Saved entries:
==================================================
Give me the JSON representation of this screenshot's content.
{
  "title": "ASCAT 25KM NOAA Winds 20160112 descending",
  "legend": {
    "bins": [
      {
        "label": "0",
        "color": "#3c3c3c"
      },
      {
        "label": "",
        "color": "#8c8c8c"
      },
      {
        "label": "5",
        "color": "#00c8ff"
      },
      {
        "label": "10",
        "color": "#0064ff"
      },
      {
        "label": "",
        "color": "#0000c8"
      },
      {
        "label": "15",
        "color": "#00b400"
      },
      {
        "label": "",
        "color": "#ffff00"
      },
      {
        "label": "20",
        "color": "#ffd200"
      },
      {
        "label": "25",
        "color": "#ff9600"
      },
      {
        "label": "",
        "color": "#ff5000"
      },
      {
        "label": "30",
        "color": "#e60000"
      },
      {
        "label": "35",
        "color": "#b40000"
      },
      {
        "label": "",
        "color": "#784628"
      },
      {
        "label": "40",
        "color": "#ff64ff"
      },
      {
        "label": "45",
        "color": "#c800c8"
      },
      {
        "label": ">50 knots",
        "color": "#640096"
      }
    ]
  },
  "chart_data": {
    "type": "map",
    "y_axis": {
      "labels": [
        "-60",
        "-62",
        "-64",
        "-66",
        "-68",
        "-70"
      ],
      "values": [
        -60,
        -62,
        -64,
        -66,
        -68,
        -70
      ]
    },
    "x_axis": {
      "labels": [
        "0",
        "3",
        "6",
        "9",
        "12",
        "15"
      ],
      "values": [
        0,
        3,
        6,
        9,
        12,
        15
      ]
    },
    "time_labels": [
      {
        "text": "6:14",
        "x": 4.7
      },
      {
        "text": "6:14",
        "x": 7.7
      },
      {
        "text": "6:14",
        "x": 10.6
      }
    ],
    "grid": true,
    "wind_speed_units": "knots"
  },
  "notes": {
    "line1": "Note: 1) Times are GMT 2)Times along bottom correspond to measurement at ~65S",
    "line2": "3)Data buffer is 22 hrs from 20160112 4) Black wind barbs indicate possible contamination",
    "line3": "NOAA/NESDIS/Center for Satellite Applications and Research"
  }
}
==================================================
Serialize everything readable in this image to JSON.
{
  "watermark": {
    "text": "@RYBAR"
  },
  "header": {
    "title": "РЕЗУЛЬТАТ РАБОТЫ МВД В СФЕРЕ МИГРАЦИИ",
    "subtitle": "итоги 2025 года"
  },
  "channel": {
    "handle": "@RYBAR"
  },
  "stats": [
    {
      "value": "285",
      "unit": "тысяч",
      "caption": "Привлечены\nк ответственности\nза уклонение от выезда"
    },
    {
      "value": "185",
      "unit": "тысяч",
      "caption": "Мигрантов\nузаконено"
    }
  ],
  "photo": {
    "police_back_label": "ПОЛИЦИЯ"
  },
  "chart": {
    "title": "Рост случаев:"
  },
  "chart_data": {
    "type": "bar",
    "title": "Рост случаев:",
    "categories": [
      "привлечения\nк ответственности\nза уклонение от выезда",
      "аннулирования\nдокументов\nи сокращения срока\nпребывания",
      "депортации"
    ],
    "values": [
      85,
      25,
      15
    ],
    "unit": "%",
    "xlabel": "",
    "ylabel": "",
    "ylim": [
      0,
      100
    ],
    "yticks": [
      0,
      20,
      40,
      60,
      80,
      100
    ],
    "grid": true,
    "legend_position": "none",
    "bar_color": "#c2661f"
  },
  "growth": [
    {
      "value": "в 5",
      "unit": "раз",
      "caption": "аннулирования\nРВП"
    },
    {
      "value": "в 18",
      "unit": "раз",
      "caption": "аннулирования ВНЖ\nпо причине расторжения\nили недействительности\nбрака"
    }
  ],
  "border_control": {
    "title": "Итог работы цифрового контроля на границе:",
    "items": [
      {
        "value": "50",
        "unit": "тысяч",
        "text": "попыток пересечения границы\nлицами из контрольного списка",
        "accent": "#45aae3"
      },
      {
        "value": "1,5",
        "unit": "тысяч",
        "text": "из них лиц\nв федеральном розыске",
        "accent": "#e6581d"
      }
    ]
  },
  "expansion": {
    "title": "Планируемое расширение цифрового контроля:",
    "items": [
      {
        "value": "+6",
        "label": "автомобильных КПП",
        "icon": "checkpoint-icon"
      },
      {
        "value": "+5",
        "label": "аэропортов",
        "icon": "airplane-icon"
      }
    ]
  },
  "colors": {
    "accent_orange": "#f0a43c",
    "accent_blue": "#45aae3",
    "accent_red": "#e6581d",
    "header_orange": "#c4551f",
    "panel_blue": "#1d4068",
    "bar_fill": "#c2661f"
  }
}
==================================================
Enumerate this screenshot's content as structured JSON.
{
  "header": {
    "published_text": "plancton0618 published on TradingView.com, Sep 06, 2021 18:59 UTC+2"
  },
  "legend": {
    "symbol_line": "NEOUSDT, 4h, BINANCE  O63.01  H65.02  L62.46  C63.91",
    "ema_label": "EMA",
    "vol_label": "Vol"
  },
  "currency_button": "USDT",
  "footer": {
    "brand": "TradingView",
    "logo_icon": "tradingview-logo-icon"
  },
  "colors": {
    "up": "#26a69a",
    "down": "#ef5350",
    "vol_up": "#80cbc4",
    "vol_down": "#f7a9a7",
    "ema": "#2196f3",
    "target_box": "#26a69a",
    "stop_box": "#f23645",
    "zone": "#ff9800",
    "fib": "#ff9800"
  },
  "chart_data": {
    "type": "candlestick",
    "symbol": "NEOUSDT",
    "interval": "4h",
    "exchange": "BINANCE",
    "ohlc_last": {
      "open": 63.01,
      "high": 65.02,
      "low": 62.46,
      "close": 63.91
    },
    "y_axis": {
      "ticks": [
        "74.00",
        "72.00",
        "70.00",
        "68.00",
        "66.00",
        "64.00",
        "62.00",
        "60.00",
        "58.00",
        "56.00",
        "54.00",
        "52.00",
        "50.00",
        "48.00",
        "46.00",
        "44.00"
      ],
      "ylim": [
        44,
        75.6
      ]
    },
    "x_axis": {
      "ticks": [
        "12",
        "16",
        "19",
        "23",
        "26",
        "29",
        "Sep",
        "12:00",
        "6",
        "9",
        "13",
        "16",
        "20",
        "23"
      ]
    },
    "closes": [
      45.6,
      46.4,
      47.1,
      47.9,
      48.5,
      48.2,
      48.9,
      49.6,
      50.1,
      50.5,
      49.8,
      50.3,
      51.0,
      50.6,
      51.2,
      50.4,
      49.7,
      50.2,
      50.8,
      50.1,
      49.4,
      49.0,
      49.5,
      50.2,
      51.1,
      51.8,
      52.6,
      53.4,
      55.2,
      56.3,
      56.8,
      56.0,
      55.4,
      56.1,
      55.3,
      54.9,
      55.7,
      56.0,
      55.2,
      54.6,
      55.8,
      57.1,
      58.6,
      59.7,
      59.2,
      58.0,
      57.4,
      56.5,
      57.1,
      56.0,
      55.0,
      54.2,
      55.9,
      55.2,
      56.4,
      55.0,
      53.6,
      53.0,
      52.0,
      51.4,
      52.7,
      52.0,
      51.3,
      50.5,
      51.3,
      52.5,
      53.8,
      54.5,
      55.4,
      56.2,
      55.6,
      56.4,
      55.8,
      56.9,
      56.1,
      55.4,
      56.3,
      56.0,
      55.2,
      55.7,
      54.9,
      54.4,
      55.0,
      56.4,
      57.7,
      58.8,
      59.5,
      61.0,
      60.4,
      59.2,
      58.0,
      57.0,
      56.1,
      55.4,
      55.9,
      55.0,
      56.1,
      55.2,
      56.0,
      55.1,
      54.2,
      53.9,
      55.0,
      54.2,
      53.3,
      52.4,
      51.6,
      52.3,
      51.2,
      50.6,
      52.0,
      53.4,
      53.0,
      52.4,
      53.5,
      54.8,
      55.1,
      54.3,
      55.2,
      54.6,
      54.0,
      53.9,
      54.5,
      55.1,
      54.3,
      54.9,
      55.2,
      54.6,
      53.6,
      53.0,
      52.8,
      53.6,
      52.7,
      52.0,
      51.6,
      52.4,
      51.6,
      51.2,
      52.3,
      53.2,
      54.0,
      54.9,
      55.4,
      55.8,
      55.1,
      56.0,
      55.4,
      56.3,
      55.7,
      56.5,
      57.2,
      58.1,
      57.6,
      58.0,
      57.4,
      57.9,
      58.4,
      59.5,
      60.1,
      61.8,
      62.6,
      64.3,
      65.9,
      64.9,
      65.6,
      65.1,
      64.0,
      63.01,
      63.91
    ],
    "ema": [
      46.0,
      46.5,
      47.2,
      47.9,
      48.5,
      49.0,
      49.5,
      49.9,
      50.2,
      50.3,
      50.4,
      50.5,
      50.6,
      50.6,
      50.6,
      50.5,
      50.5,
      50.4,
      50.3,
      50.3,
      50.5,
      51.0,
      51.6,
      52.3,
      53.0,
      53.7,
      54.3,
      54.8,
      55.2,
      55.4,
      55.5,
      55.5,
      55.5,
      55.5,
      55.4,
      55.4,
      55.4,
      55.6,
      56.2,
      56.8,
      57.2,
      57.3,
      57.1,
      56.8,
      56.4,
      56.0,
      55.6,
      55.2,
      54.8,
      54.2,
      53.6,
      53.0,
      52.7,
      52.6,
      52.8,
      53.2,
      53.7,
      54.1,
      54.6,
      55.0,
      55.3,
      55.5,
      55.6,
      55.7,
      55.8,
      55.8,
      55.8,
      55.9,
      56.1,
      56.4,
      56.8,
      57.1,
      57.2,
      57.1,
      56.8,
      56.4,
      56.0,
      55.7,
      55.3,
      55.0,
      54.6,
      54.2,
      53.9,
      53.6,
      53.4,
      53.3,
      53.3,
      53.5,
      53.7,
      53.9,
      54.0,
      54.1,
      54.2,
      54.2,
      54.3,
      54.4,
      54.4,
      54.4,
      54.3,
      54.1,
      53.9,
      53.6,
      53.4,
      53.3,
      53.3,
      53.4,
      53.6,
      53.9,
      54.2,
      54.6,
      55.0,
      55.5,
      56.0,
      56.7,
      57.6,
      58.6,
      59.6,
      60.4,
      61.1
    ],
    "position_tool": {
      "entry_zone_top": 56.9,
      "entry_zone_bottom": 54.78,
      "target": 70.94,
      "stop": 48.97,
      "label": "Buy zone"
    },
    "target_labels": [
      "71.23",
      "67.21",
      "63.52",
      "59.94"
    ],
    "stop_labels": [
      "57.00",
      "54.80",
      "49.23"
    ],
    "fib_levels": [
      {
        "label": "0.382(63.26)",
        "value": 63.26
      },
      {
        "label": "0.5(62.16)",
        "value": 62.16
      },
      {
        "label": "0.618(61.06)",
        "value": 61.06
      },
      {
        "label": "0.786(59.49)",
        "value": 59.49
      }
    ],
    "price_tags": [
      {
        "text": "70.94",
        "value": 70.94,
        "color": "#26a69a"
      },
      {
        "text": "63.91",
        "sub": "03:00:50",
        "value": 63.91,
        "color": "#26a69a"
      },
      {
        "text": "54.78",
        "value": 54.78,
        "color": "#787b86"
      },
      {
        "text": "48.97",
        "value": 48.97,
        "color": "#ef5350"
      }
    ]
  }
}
==================================================
**Set problem:** Collect each line of the entries that has the word "Рост", copying it in full.

**Solution:**
    "title": "Рост случаев:"
    "title": "Рост случаев:",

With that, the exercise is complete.